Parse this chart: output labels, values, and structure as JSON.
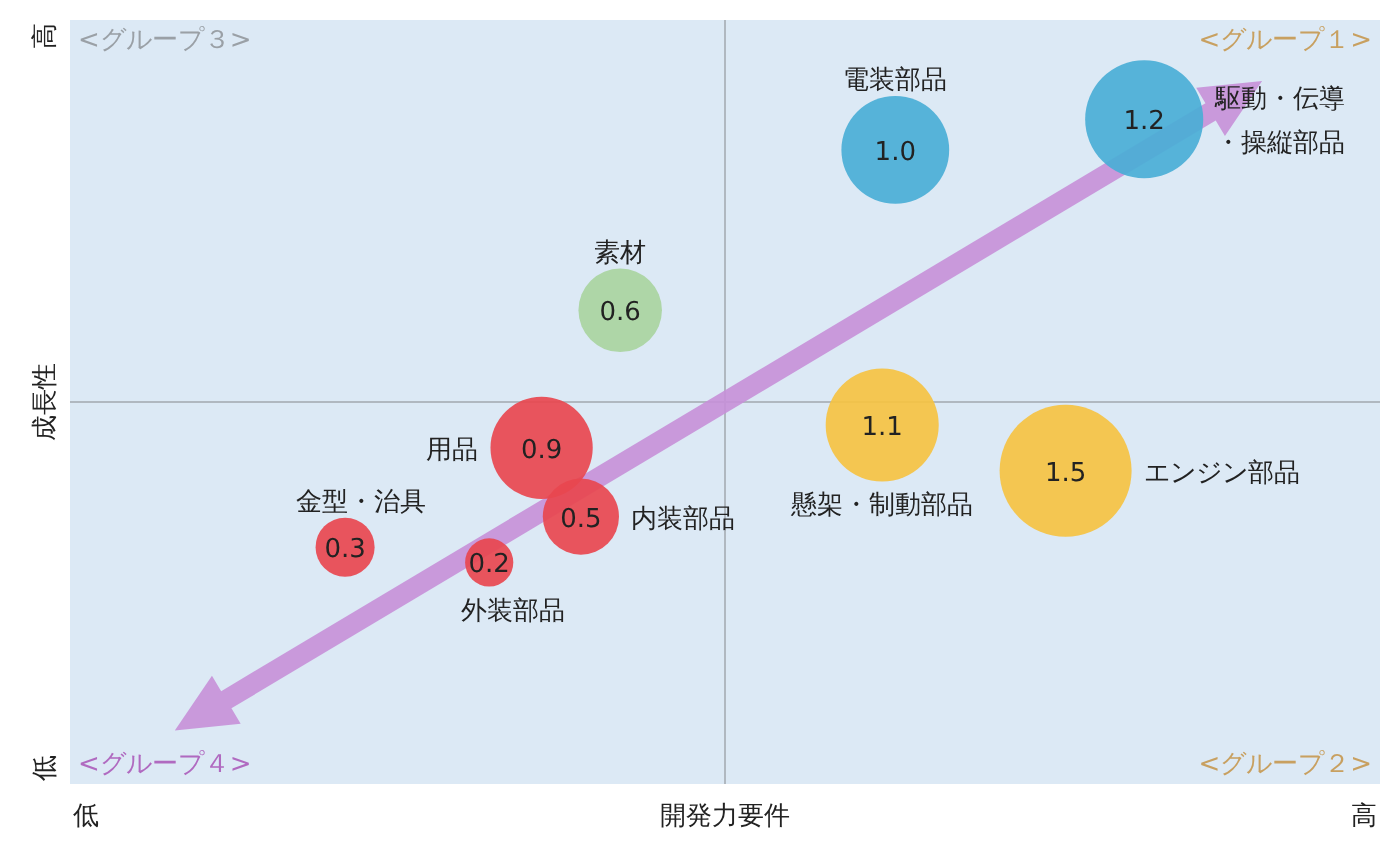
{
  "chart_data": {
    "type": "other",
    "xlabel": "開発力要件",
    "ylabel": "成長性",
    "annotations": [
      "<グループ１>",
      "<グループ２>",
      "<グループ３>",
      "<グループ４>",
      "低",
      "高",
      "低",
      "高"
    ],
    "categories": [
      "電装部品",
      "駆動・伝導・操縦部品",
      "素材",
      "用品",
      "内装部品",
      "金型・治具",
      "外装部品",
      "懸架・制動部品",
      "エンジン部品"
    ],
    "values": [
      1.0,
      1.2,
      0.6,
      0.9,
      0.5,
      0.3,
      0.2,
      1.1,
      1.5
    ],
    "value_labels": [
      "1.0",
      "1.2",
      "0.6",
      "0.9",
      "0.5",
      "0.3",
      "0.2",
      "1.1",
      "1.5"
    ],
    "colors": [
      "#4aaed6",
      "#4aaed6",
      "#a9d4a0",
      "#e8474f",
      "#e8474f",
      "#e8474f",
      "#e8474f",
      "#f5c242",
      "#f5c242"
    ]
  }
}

□ □ □ □ □ □ □

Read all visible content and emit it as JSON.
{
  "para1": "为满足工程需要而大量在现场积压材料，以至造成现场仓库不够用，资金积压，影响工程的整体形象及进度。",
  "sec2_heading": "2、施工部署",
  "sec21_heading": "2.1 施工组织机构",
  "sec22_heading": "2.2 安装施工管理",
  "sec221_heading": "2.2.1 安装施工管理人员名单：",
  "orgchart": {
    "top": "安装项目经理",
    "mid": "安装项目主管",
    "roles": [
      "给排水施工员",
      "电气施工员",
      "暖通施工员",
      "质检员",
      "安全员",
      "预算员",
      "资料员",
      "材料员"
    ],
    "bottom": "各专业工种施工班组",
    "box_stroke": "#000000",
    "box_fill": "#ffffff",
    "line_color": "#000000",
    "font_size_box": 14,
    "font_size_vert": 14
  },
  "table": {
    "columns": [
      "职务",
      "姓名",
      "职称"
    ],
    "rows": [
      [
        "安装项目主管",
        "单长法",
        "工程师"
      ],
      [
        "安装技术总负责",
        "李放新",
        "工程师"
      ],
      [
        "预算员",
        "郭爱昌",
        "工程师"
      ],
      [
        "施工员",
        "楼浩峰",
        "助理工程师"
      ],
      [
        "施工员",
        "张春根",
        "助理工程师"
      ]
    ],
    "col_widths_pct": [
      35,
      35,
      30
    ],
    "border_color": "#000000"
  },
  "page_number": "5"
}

□ □ □ □ □ □ □

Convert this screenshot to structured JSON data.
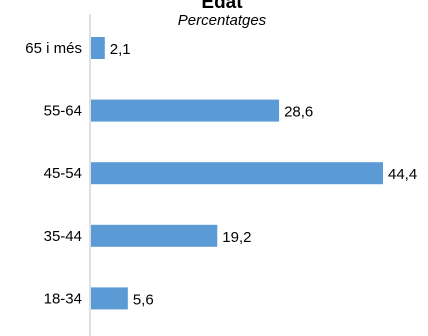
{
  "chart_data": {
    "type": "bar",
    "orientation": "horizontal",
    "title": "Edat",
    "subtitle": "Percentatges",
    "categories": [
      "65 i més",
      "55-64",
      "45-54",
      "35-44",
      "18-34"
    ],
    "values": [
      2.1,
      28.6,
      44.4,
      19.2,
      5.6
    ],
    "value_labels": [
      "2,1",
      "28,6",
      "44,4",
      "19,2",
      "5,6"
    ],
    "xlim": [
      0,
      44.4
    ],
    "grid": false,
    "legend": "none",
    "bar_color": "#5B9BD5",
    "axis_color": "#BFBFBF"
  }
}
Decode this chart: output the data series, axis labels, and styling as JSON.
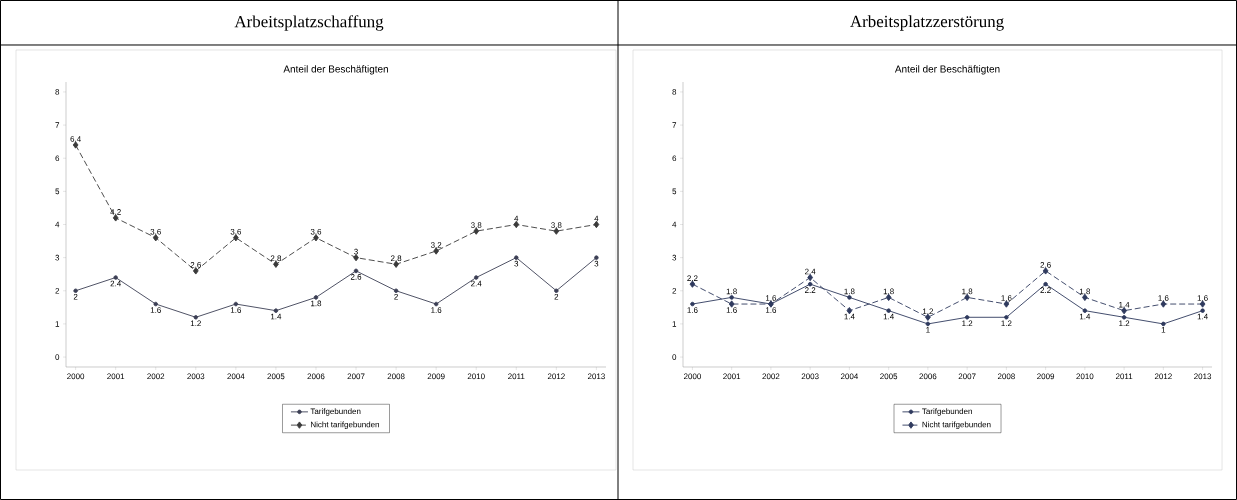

□ □ □ □ □ □ □

Include both the line containing "Convert this screenshot" and the line containing "Decode this chart: output" when you write out everything between them, exactly. Leave the pictures out.

Convert this screenshot to structured JSON data.
{
  "chart_data": {
    "type": "bar",
    "orientation": "horizontal",
    "title": "Edat",
    "subtitle": "Percentatges",
    "categories": [
      "65 i més",
      "55-64",
      "45-54",
      "35-44",
      "18-34"
    ],
    "values": [
      2.1,
      28.6,
      44.4,
      19.2,
      5.6
    ],
    "value_labels": [
      "2,1",
      "28,6",
      "44,4",
      "19,2",
      "5,6"
    ],
    "xlim": [
      0,
      44.4
    ],
    "grid": false,
    "legend": "none",
    "bar_color": "#5B9BD5",
    "axis_color": "#BFBFBF"
  }
}
Decode this chart: output the data series, axis labels, and styling as JSON.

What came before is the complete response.